= WHAT THE EXERCISE ASKS =
Every line of the records below should be restated exactly.

= RECORD LIST =
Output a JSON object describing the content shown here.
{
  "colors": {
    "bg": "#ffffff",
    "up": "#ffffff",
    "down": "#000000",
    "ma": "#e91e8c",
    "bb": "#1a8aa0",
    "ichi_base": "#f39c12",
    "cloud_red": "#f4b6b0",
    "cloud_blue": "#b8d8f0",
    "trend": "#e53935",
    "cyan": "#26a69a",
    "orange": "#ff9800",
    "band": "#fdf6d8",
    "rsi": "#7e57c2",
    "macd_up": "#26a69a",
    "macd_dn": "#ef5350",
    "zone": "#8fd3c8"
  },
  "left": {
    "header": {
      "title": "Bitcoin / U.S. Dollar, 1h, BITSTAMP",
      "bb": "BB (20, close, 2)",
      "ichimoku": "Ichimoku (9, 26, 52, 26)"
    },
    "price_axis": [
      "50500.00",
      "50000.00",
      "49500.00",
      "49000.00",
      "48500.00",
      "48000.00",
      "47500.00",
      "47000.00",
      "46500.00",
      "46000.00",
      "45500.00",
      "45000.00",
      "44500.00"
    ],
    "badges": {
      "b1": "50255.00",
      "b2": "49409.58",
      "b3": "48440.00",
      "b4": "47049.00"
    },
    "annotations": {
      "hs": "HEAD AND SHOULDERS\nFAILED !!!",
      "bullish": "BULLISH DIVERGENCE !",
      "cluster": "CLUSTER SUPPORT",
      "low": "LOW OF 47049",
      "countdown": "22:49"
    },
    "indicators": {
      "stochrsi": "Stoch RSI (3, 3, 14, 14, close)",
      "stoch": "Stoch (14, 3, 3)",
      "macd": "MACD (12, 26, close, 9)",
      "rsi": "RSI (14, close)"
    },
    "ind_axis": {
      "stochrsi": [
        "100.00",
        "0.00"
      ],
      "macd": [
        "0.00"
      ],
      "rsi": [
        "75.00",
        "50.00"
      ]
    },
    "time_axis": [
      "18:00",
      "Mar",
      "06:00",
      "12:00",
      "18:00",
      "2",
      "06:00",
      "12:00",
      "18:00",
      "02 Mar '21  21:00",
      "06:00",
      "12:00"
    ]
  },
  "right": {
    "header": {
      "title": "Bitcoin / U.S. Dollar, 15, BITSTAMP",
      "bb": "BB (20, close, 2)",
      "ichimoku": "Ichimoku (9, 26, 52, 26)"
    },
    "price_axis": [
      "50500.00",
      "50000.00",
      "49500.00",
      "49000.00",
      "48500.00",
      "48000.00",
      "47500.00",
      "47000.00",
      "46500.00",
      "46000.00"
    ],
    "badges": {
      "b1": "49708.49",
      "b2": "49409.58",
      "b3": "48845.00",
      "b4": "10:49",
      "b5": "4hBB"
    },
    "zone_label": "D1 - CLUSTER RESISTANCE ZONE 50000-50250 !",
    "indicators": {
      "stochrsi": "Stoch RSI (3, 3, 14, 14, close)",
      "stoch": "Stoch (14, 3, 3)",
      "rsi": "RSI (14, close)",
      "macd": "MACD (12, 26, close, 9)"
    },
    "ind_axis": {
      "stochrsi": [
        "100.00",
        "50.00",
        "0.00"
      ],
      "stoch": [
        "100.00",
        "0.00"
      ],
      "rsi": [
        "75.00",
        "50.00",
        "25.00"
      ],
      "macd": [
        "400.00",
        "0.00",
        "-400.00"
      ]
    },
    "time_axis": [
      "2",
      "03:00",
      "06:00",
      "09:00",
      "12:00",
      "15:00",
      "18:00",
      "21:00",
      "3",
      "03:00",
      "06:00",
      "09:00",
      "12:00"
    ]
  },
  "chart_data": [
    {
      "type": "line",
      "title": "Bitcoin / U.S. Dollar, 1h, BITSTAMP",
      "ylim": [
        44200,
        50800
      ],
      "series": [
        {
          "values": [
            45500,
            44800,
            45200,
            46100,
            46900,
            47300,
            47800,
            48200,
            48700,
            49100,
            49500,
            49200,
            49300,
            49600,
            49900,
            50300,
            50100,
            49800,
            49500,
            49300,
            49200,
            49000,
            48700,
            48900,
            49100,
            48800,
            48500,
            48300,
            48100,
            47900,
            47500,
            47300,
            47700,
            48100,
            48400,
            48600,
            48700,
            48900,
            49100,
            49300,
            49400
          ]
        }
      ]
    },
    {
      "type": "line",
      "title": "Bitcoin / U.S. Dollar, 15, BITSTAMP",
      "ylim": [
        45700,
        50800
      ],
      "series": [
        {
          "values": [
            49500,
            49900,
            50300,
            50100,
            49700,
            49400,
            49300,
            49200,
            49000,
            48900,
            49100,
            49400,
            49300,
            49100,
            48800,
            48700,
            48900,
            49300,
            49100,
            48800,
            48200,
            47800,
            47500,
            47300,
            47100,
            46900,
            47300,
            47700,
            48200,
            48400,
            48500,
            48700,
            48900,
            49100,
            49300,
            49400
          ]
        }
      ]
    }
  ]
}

= FINAL RESULT =
Output a JSON object describing the content shown here.
{
  "colors": {
    "bg": "#ffffff",
    "up": "#ffffff",
    "down": "#000000",
    "ma": "#e91e8c",
    "bb": "#1a8aa0",
    "ichi_base": "#f39c12",
    "cloud_red": "#f4b6b0",
    "cloud_blue": "#b8d8f0",
    "trend": "#e53935",
    "cyan": "#26a69a",
    "orange": "#ff9800",
    "band": "#fdf6d8",
    "rsi": "#7e57c2",
    "macd_up": "#26a69a",
    "macd_dn": "#ef5350",
    "zone": "#8fd3c8"
  },
  "left": {
    "header": {
      "title": "Bitcoin / U.S. Dollar, 1h, BITSTAMP",
      "bb": "BB (20, close, 2)",
      "ichimoku": "Ichimoku (9, 26, 52, 26)"
    },
    "price_axis": [
      "50500.00",
      "50000.00",
      "49500.00",
      "49000.00",
      "48500.00",
      "48000.00",
      "47500.00",
      "47000.00",
      "46500.00",
      "46000.00",
      "45500.00",
      "45000.00",
      "44500.00"
    ],
    "badges": {
      "b1": "50255.00",
      "b2": "49409.58",
      "b3": "48440.00",
      "b4": "47049.00"
    },
    "annotations": {
      "hs": "HEAD AND SHOULDERS\nFAILED !!!",
      "bullish": "BULLISH DIVERGENCE !",
      "cluster": "CLUSTER SUPPORT",
      "low": "LOW OF 47049",
      "countdown": "22:49"
    },
    "indicators": {
      "stochrsi": "Stoch RSI (3, 3, 14, 14, close)",
      "stoch": "Stoch (14, 3, 3)",
      "macd": "MACD (12, 26, close, 9)",
      "rsi": "RSI (14, close)"
    },
    "ind_axis": {
      "stochrsi": [
        "100.00",
        "0.00"
      ],
      "macd": [
        "0.00"
      ],
      "rsi": [
        "75.00",
        "50.00"
      ]
    },
    "time_axis": [
      "18:00",
      "Mar",
      "06:00",
      "12:00",
      "18:00",
      "2",
      "06:00",
      "12:00",
      "18:00",
      "02 Mar '21  21:00",
      "06:00",
      "12:00"
    ]
  },
  "right": {
    "header": {
      "title": "Bitcoin / U.S. Dollar, 15, BITSTAMP",
      "bb": "BB (20, close, 2)",
      "ichimoku": "Ichimoku (9, 26, 52, 26)"
    },
    "price_axis": [
      "50500.00",
      "50000.00",
      "49500.00",
      "49000.00",
      "48500.00",
      "48000.00",
      "47500.00",
      "47000.00",
      "46500.00",
      "46000.00"
    ],
    "badges": {
      "b1": "49708.49",
      "b2": "49409.58",
      "b3": "48845.00",
      "b4": "10:49",
      "b5": "4hBB"
    },
    "zone_label": "D1 - CLUSTER RESISTANCE ZONE 50000-50250 !",
    "indicators": {
      "stochrsi": "Stoch RSI (3, 3, 14, 14, close)",
      "stoch": "Stoch (14, 3, 3)",
      "rsi": "RSI (14, close)",
      "macd": "MACD (12, 26, close, 9)"
    },
    "ind_axis": {
      "stochrsi": [
        "100.00",
        "50.00",
        "0.00"
      ],
      "stoch": [
        "100.00",
        "0.00"
      ],
      "rsi": [
        "75.00",
        "50.00",
        "25.00"
      ],
      "macd": [
        "400.00",
        "0.00",
        "-400.00"
      ]
    },
    "time_axis": [
      "2",
      "03:00",
      "06:00",
      "09:00",
      "12:00",
      "15:00",
      "18:00",
      "21:00",
      "3",
      "03:00",
      "06:00",
      "09:00",
      "12:00"
    ]
  },
  "chart_data": [
    {
      "type": "line",
      "title": "Bitcoin / U.S. Dollar, 1h, BITSTAMP",
      "ylim": [
        44200,
        50800
      ],
      "series": [
        {
          "values": [
            45500,
            44800,
            45200,
            46100,
            46900,
            47300,
            47800,
            48200,
            48700,
            49100,
            49500,
            49200,
            49300,
            49600,
            49900,
            50300,
            50100,
            49800,
            49500,
            49300,
            49200,
            49000,
            48700,
            48900,
            49100,
            48800,
            48500,
            48300,
            48100,
            47900,
            47500,
            47300,
            47700,
            48100,
            48400,
            48600,
            48700,
            48900,
            49100,
            49300,
            49400
          ]
        }
      ]
    },
    {
      "type": "line",
      "title": "Bitcoin / U.S. Dollar, 15, BITSTAMP",
      "ylim": [
        45700,
        50800
      ],
      "series": [
        {
          "values": [
            49500,
            49900,
            50300,
            50100,
            49700,
            49400,
            49300,
            49200,
            49000,
            48900,
            49100,
            49400,
            49300,
            49100,
            48800,
            48700,
            48900,
            49300,
            49100,
            48800,
            48200,
            47800,
            47500,
            47300,
            47100,
            46900,
            47300,
            47700,
            48200,
            48400,
            48500,
            48700,
            48900,
            49100,
            49300,
            49400
          ]
        }
      ]
    }
  ]
}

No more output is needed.